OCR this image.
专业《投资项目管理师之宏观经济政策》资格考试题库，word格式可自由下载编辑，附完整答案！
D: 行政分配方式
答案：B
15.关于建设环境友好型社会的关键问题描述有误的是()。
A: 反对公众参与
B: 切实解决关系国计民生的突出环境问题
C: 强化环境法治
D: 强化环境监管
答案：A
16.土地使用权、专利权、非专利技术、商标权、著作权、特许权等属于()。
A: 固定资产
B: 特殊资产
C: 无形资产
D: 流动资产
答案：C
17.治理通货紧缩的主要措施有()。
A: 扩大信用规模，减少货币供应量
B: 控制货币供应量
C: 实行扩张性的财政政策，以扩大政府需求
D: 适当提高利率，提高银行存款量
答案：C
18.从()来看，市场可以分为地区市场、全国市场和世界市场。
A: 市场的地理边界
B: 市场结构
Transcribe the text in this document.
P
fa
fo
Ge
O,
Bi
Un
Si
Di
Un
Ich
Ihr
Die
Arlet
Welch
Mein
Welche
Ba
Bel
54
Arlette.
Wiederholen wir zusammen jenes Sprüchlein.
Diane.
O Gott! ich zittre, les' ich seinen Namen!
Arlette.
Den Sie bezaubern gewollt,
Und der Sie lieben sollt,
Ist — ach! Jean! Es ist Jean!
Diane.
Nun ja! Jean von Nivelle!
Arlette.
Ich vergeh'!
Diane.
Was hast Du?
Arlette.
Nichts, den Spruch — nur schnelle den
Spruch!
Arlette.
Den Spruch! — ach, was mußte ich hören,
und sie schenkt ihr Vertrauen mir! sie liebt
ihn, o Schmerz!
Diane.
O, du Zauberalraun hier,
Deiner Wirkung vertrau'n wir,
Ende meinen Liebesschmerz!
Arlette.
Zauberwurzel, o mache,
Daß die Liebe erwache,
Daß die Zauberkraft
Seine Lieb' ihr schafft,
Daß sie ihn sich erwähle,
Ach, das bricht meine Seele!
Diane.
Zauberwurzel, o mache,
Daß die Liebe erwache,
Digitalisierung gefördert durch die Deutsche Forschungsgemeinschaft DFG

● ● ● ● ●

> [TASK BRIEF]:
Return every line containing "Jean".

> [TASK OUTPUT]:
Ist — ach! Jean! Es ist Jean!
Nun ja! Jean von Nivelle!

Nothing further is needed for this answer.